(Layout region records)

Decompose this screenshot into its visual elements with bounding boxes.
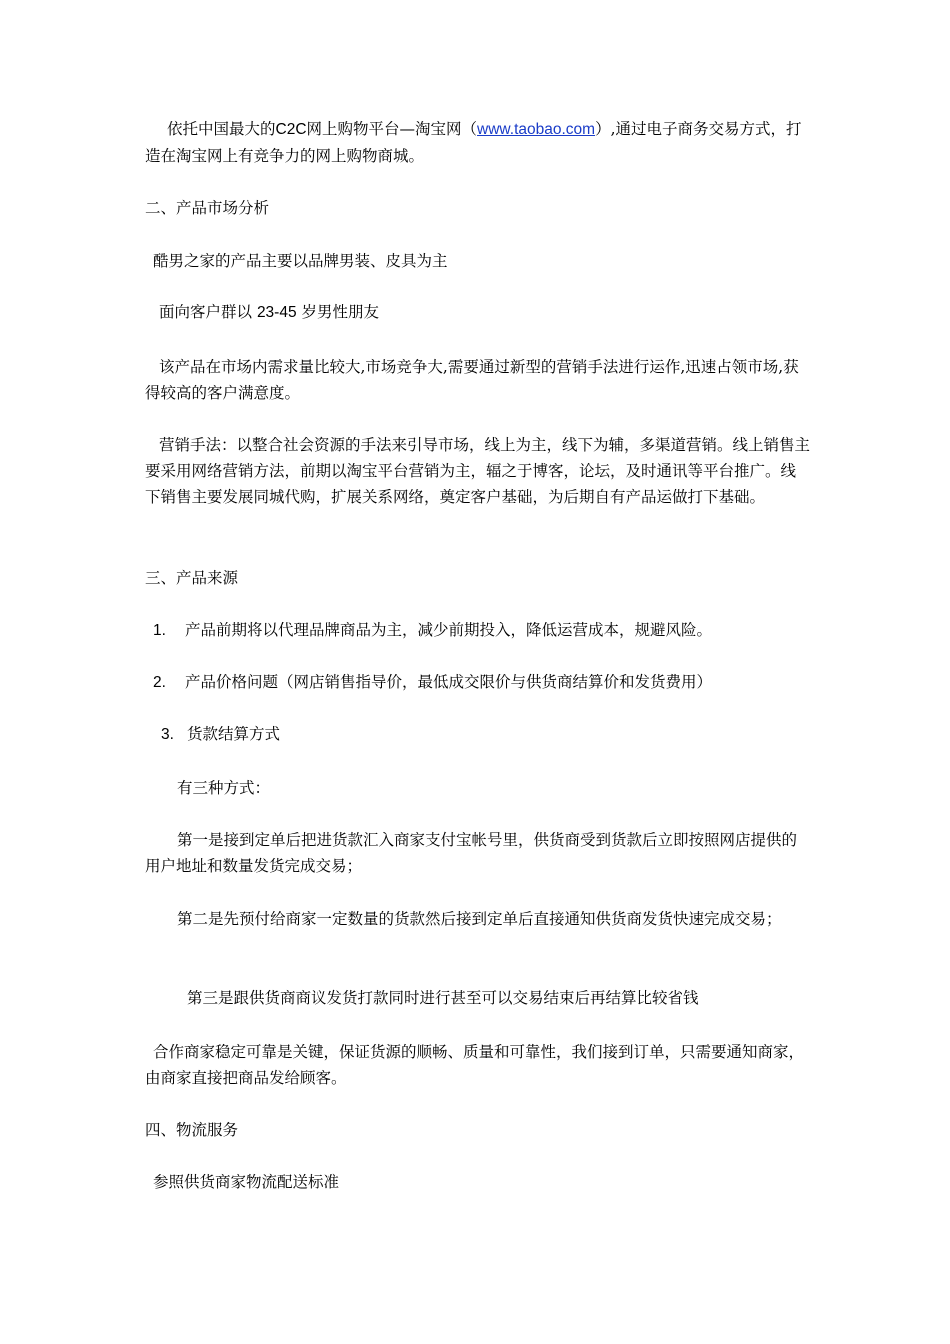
list-item-text: 货款结算方式 [187,725,281,743]
customer-text-end: 岁男性朋友 [296,303,380,321]
product-paragraph: 酷男之家的产品主要以品牌男装、皮具为主 [153,252,448,270]
list-item [145,617,811,644]
logistics-paragraph: 参照供货商家物流配送标准 [153,1173,340,1191]
intro-text-end: ）,通过电子商务交易方式，打造在淘宝网上有竞争力的网上购物商城。 [145,120,802,165]
taobao-link[interactable]: www.taobao.com [477,121,596,138]
payment-method-1: 第一是接到定单后把进货款汇入商家支付宝帐号里，供货商受到货款后立即按照网店提供的用户地址和数量发货完成交易； [145,831,798,875]
section-heading-source: 三、产品来源 [145,569,239,587]
list-item-text: 产品价格问题（网店销售指导价，最低成交限价与供货商结算价和发货费用） [185,673,713,691]
list-number: 1. [153,622,166,639]
payment-method-3: 第三是跟供货商商议发货打款同时进行甚至可以交易结束后再结算比较省钱 [187,989,699,1007]
c2c-term: C2C [275,121,307,138]
section-heading-market: 二、产品市场分析 [145,199,270,217]
payment-method-2: 第二是先预付给商家一定数量的货款然后接到定单后直接通知供货商发货快速完成交易； [177,910,782,928]
list-item [145,721,811,748]
intro-text-mid: 网上购物平台—淘宝网（ [306,120,478,138]
customer-paragraph [145,299,811,326]
payment-methods-intro: 有三种方式： [177,779,271,797]
intro-text-start: 依托中国最大的 [167,120,276,138]
demand-paragraph: 该产品在市场内需求量比较大,市场竞争大,需要通过新型的营销手法进行运作,迅速占领市场,获得较高的客户满意度。 [145,358,799,402]
partner-paragraph: 合作商家稳定可靠是关键，保证货源的顺畅、质量和可靠性，我们接到订单，只需要通知商家，由商家直接把商品发给顾客。 [145,1043,805,1087]
list-item [145,669,811,696]
customer-text-start: 面向客户群以 [159,303,257,321]
list-item-text: 产品前期将以代理品牌商品为主，减少前期投入，降低运营成本，规避风险。 [185,621,713,639]
age-range: 23-45 [256,304,297,321]
list-number: 3. [161,726,174,743]
section-heading-logistics: 四、物流服务 [145,1121,239,1139]
marketing-paragraph: 营销手法：以整合社会资源的手法来引导市场，线上为主，线下为辅，多渠道营销。线上销售主要采用网络营销方法，前期以淘宝平台营销为主，辐之于博客，论坛，及时通讯等平台推广。线下销售主要发展同城代购，扩展关系网络，奠定客户基础，为后期自有产品运做打下基础。 [145,436,811,506]
list-number: 2. [153,674,166,691]
intro-paragraph [145,116,811,169]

**WHAT TO DO**
Repeat all of the material above line for line, without changing anything, and leave out the pictures.

**WRITTEN RESPONSE**
Decompose this screenshot into its visual elements with bounding boxes.
list-item-text: 货款结算方式 [187,725,281,743]
customer-text-end: 岁男性朋友 [296,303,380,321]
product-paragraph: 酷男之家的产品主要以品牌男装、皮具为主 [153,252,448,270]
list-item [145,617,811,644]
logistics-paragraph: 参照供货商家物流配送标准 [153,1173,340,1191]
intro-text-end: ）,通过电子商务交易方式，打造在淘宝网上有竞争力的网上购物商城。 [145,120,802,165]
taobao-link[interactable]: www.taobao.com [477,121,596,138]
payment-method-1: 第一是接到定单后把进货款汇入商家支付宝帐号里，供货商受到货款后立即按照网店提供的用户地址和数量发货完成交易； [145,831,798,875]
section-heading-source: 三、产品来源 [145,569,239,587]
list-item-text: 产品价格问题（网店销售指导价，最低成交限价与供货商结算价和发货费用） [185,673,713,691]
list-number: 1. [153,622,166,639]
payment-method-3: 第三是跟供货商商议发货打款同时进行甚至可以交易结束后再结算比较省钱 [187,989,699,1007]
c2c-term: C2C [275,121,307,138]
section-heading-market: 二、产品市场分析 [145,199,270,217]
payment-method-2: 第二是先预付给商家一定数量的货款然后接到定单后直接通知供货商发货快速完成交易； [177,910,782,928]
list-item [145,721,811,748]
intro-text-mid: 网上购物平台—淘宝网（ [306,120,478,138]
customer-paragraph [145,299,811,326]
payment-methods-intro: 有三种方式： [177,779,271,797]
intro-text-start: 依托中国最大的 [167,120,276,138]
demand-paragraph: 该产品在市场内需求量比较大,市场竞争大,需要通过新型的营销手法进行运作,迅速占领市场,获得较高的客户满意度。 [145,358,799,402]
partner-paragraph: 合作商家稳定可靠是关键，保证货源的顺畅、质量和可靠性，我们接到订单，只需要通知商家，由商家直接把商品发给顾客。 [145,1043,805,1087]
list-item [145,669,811,696]
customer-text-start: 面向客户群以 [159,303,257,321]
list-item-text: 产品前期将以代理品牌商品为主，减少前期投入，降低运营成本，规避风险。 [185,621,713,639]
age-range: 23-45 [256,304,297,321]
list-number: 3. [161,726,174,743]
section-heading-logistics: 四、物流服务 [145,1121,239,1139]
marketing-paragraph: 营销手法：以整合社会资源的手法来引导市场，线上为主，线下为辅，多渠道营销。线上销售主要采用网络营销方法，前期以淘宝平台营销为主，辐之于博客，论坛，及时通讯等平台推广。线下销售主要发展同城代购，扩展关系网络，奠定客户基础，为后期自有产品运做打下基础。 [145,436,811,506]
list-number: 2. [153,674,166,691]
intro-paragraph [145,116,811,169]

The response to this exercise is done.